** BEGIN **
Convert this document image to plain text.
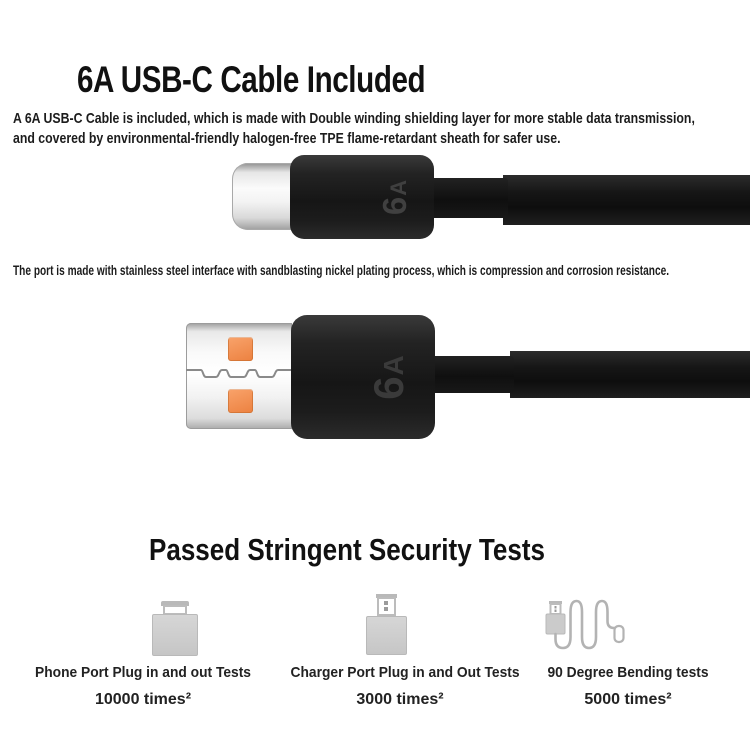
6A USB-C Cable Included
A 6A USB-C Cable is included, which is made with Double winding shielding layer for more stable data transmission,
and covered by environmental-friendly halogen-free TPE flame-retardant sheath for safer use.
6A
The port is made with stainless steel interface with sandblasting nickel plating process, which is compression and corrosion resistance.
6A
Passed Stringent Security Tests
Phone Port Plug in and out Tests
10000 times²
Charger Port Plug in and Out Tests
3000 times²
90 Degree Bending tests
5000 times²
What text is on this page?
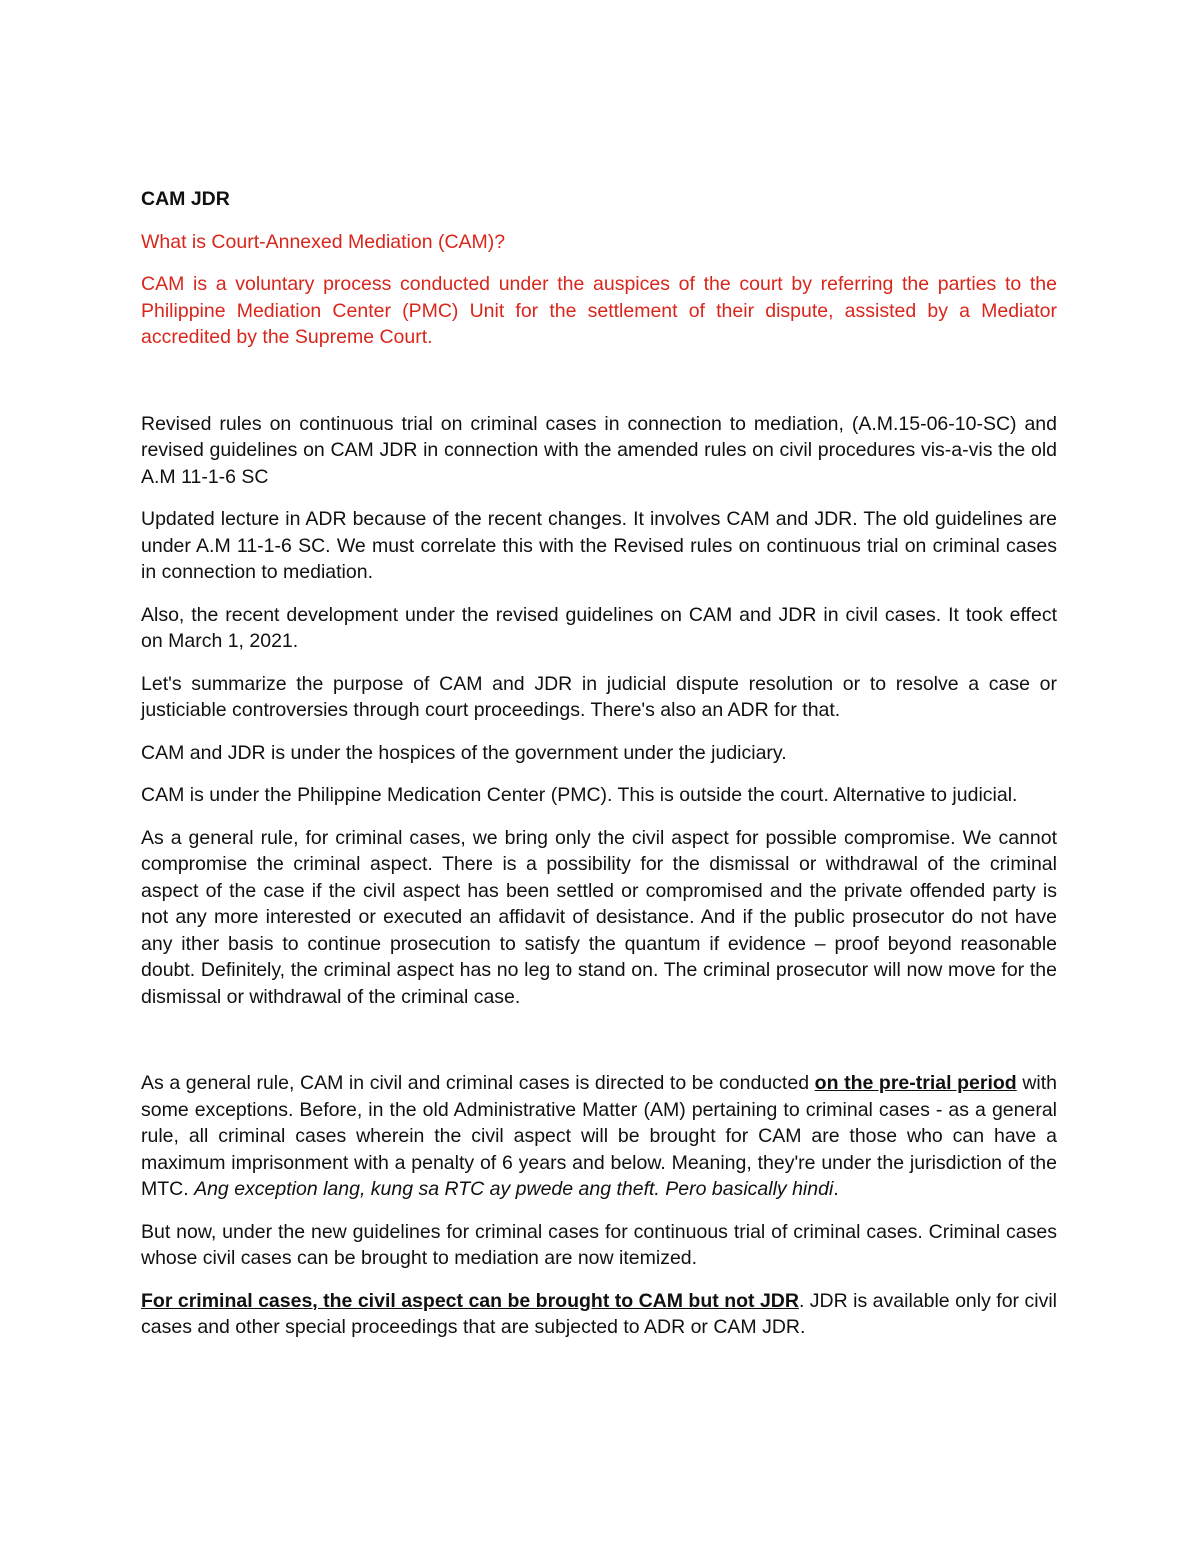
CAM JDR
What is Court-Annexed Mediation (CAM)?
CAM is a voluntary process conducted under the auspices of the court by referring the parties to the Philippine Mediation Center (PMC) Unit for the settlement of their dispute, assisted by a Mediator accredited by the Supreme Court.
Revised rules on continuous trial on criminal cases in connection to mediation, (A.M.15-06-10-SC) and revised guidelines on CAM JDR in connection with the amended rules on civil procedures vis-a-vis the old A.M 11-1-6 SC
Updated lecture in ADR because of the recent changes. It involves CAM and JDR. The old guidelines are under A.M 11-1-6 SC. We must correlate this with the Revised rules on continuous trial on criminal cases in connection to mediation.
Also, the recent development under the revised guidelines on CAM and JDR in civil cases. It took effect on March 1, 2021.
Let's summarize the purpose of CAM and JDR in judicial dispute resolution or to resolve a case or justiciable controversies through court proceedings. There's also an ADR for that.
CAM and JDR is under the hospices of the government under the judiciary.
CAM is under the Philippine Medication Center (PMC). This is outside the court. Alternative to judicial.
As a general rule, for criminal cases, we bring only the civil aspect for possible compromise. We cannot compromise the criminal aspect. There is a possibility for the dismissal or withdrawal of the criminal aspect of the case if the civil aspect has been settled or compromised and the private offended party is not any more interested or executed an affidavit of desistance. And if the public prosecutor do not have any ither basis to continue prosecution to satisfy the quantum if evidence – proof beyond reasonable doubt. Definitely, the criminal aspect has no leg to stand on. The criminal prosecutor will now move for the dismissal or withdrawal of the criminal case.
As a general rule, CAM in civil and criminal cases is directed to be conducted on the pre-trial period with some exceptions. Before, in the old Administrative Matter (AM) pertaining to criminal cases - as a general rule, all criminal cases wherein the civil aspect will be brought for CAM are those who can have a maximum imprisonment with a penalty of 6 years and below. Meaning, they're under the jurisdiction of the MTC. Ang exception lang, kung sa RTC ay pwede ang theft. Pero basically hindi.
But now, under the new guidelines for criminal cases for continuous trial of criminal cases. Criminal cases whose civil cases can be brought to mediation are now itemized.
For criminal cases, the civil aspect can be brought to CAM but not JDR. JDR is available only for civil cases and other special proceedings that are subjected to ADR or CAM JDR.
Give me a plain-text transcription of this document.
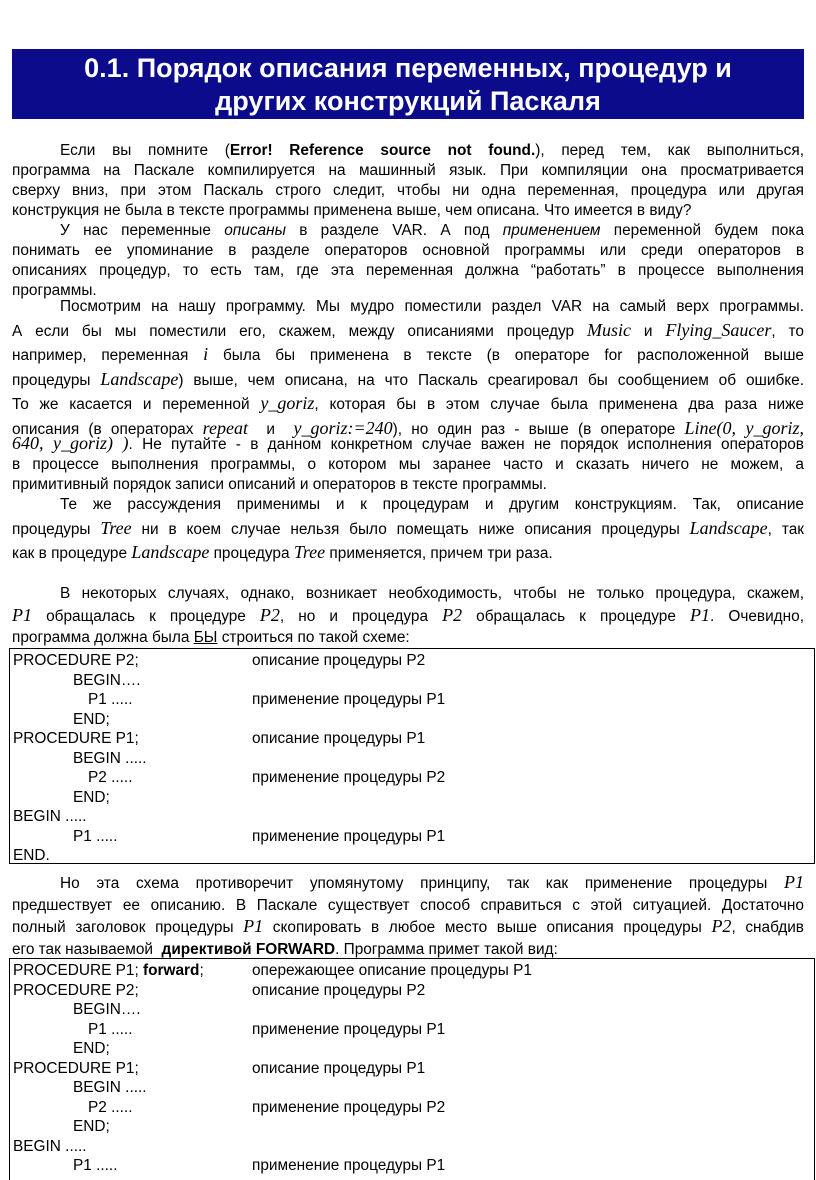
0.1. Порядок описания переменных, процедур и
других конструкций Паскаля

Если вы помните (Error! Reference source not found.), перед тем, как выполниться,
программа на Паскале компилируется на машинный язык. При компиляции она просматривается
сверху вниз, при этом Паскаль строго следит, чтобы ни одна переменная, процедура или другая
конструкция не была в тексте программы применена выше, чем описана. Что имеется в виду?

У нас переменные описаны в разделе VAR. А под применением переменной будем пока
понимать ее упоминание в разделе операторов основной программы или среди операторов в
описаниях процедур, то есть там, где эта переменная должна “работать” в процессе выполнения
программы.

Посмотрим на нашу программу. Мы мудро поместили раздел VAR на самый верх программы.
А если бы мы поместили его, скажем, между описаниями процедур Music и Flying_Saucer, то
например, переменная i была бы применена в тексте (в операторе for расположенной выше
процедуры Landscape) выше, чем описана, на что Паскаль среагировал бы сообщением об ошибке.
То же касается и переменной y_goriz, которая бы в этом случае была применена два раза ниже
описания (в операторах repeat  и  y_goriz:=240), но один раз - выше (в операторе Line(0, y_goriz,

640, y_goriz) ). Не путайте - в данном конкретном случае важен не порядок исполнения операторов
в процессе выполнения программы, о котором мы заранее часто и сказать ничего не можем, а
примитивный порядок записи описаний и операторов в тексте программы.

Те же рассуждения применимы и к процедурам и другим конструкциям. Так, описание

процедуры Tree ни в коем случае нельзя было помещать ниже описания процедуры Landscape, так
как в процедуре Landscape процедура Tree применяется, причем три раза.

В некоторых случаях, однако, возникает необходимость, чтобы не только процедура, скажем,
P1 обращалась к процедуре P2, но и процедура P2 обращалась к процедуре P1. Очевидно,
программа должна была БЫ строиться по такой схеме:

PROCEDURE P2;	описание процедуры P2
BEGIN….
P1 .....	применение процедуры P1
END;
PROCEDURE P1;	описание процедуры P1
BEGIN .....
P2 .....	применение процедуры P2
END;
BEGIN .....
P1 .....	применение процедуры P1
END.

Но эта схема противоречит упомянутому принципу, так как применение процедуры P1
предшествует ее описанию. В Паскале существует способ справиться с этой ситуацией. Достаточно
полный заголовок процедуры P1 скопировать в любое место выше описания процедуры P2, снабдив
его так называемой  директивой FORWARD. Программа примет такой вид:

PROCEDURE P1; forward;	опережающее описание процедуры P1
PROCEDURE P2;	описание процедуры P2
BEGIN….
P1 .....	применение процедуры P1
END;
PROCEDURE P1;	описание процедуры P1
BEGIN .....
P2 .....	применение процедуры P2
END;
BEGIN .....
P1 .....	применение процедуры P1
** END **
# Problem to solve:
Each record should be quoted exactly, with the images omitted.

# Answer to this exercise:
Convert this document image to plain text.
6A USB-C Cable Included
A 6A USB-C Cable is included, which is made with Double winding shielding layer for more stable data transmission,
and covered by environmental-friendly halogen-free TPE flame-retardant sheath for safer use.
6A
The port is made with stainless steel interface with sandblasting nickel plating process, which is compression and corrosion resistance.
6A
Passed Stringent Security Tests
Phone Port Plug in and out Tests
10000 times²
Charger Port Plug in and Out Tests
3000 times²
90 Degree Bending tests
5000 times²
What text is on this page?
CAM JDR
What is Court-Annexed Mediation (CAM)?
CAM is a voluntary process conducted under the auspices of the court by referring the parties to the Philippine Mediation Center (PMC) Unit for the settlement of their dispute, assisted by a Mediator accredited by the Supreme Court.
Revised rules on continuous trial on criminal cases in connection to mediation, (A.M.15-06-10-SC) and revised guidelines on CAM JDR in connection with the amended rules on civil procedures vis-a-vis the old A.M 11-1-6 SC
Updated lecture in ADR because of the recent changes. It involves CAM and JDR. The old guidelines are under A.M 11-1-6 SC. We must correlate this with the Revised rules on continuous trial on criminal cases in connection to mediation.
Also, the recent development under the revised guidelines on CAM and JDR in civil cases. It took effect on March 1, 2021.
Let's summarize the purpose of CAM and JDR in judicial dispute resolution or to resolve a case or justiciable controversies through court proceedings. There's also an ADR for that.
CAM and JDR is under the hospices of the government under the judiciary.
CAM is under the Philippine Medication Center (PMC). This is outside the court. Alternative to judicial.
As a general rule, for criminal cases, we bring only the civil aspect for possible compromise. We cannot compromise the criminal aspect. There is a possibility for the dismissal or withdrawal of the criminal aspect of the case if the civil aspect has been settled or compromised and the private offended party is not any more interested or executed an affidavit of desistance. And if the public prosecutor do not have any ither basis to continue prosecution to satisfy the quantum if evidence – proof beyond reasonable doubt. Definitely, the criminal aspect has no leg to stand on. The criminal prosecutor will now move for the dismissal or withdrawal of the criminal case.
As a general rule, CAM in civil and criminal cases is directed to be conducted on the pre-trial period with some exceptions. Before, in the old Administrative Matter (AM) pertaining to criminal cases - as a general rule, all criminal cases wherein the civil aspect will be brought for CAM are those who can have a maximum imprisonment with a penalty of 6 years and below. Meaning, they're under the jurisdiction of the MTC. Ang exception lang, kung sa RTC ay pwede ang theft. Pero basically hindi.
But now, under the new guidelines for criminal cases for continuous trial of criminal cases. Criminal cases whose civil cases can be brought to mediation are now itemized.
For criminal cases, the civil aspect can be brought to CAM but not JDR. JDR is available only for civil cases and other special proceedings that are subjected to ADR or CAM JDR.
Give me a plain-text transcription of this document.
0.1. Порядок описания переменных, процедур и
других конструкций Паскаля

Если вы помните (Error! Reference source not found.), перед тем, как выполниться,
программа на Паскале компилируется на машинный язык. При компиляции она просматривается
сверху вниз, при этом Паскаль строго следит, чтобы ни одна переменная, процедура или другая
конструкция не была в тексте программы применена выше, чем описана. Что имеется в виду?

У нас переменные описаны в разделе VAR. А под применением переменной будем пока
понимать ее упоминание в разделе операторов основной программы или среди операторов в
описаниях процедур, то есть там, где эта переменная должна “работать” в процессе выполнения
программы.

Посмотрим на нашу программу. Мы мудро поместили раздел VAR на самый верх программы.
А если бы мы поместили его, скажем, между описаниями процедур Music и Flying_Saucer, то
например, переменная i была бы применена в тексте (в операторе for расположенной выше
процедуры Landscape) выше, чем описана, на что Паскаль среагировал бы сообщением об ошибке.
То же касается и переменной y_goriz, которая бы в этом случае была применена два раза ниже
описания (в операторах repeat  и  y_goriz:=240), но один раз - выше (в операторе Line(0, y_goriz,

640, y_goriz) ). Не путайте - в данном конкретном случае важен не порядок исполнения операторов
в процессе выполнения программы, о котором мы заранее часто и сказать ничего не можем, а
примитивный порядок записи описаний и операторов в тексте программы.

Те же рассуждения применимы и к процедурам и другим конструкциям. Так, описание

процедуры Tree ни в коем случае нельзя было помещать ниже описания процедуры Landscape, так
как в процедуре Landscape процедура Tree применяется, причем три раза.

В некоторых случаях, однако, возникает необходимость, чтобы не только процедура, скажем,
P1 обращалась к процедуре P2, но и процедура P2 обращалась к процедуре P1. Очевидно,
программа должна была БЫ строиться по такой схеме:

PROCEDURE P2;	описание процедуры P2
BEGIN….
P1 .....	применение процедуры P1
END;
PROCEDURE P1;	описание процедуры P1
BEGIN .....
P2 .....	применение процедуры P2
END;
BEGIN .....
P1 .....	применение процедуры P1
END.

Но эта схема противоречит упомянутому принципу, так как применение процедуры P1
предшествует ее описанию. В Паскале существует способ справиться с этой ситуацией. Достаточно
полный заголовок процедуры P1 скопировать в любое место выше описания процедуры P2, снабдив
его так называемой  директивой FORWARD. Программа примет такой вид:

PROCEDURE P1; forward;	опережающее описание процедуры P1
PROCEDURE P2;	описание процедуры P2
BEGIN….
P1 .....	применение процедуры P1
END;
PROCEDURE P1;	описание процедуры P1
BEGIN .....
P2 .....	применение процедуры P2
END;
BEGIN .....
P1 .....	применение процедуры P1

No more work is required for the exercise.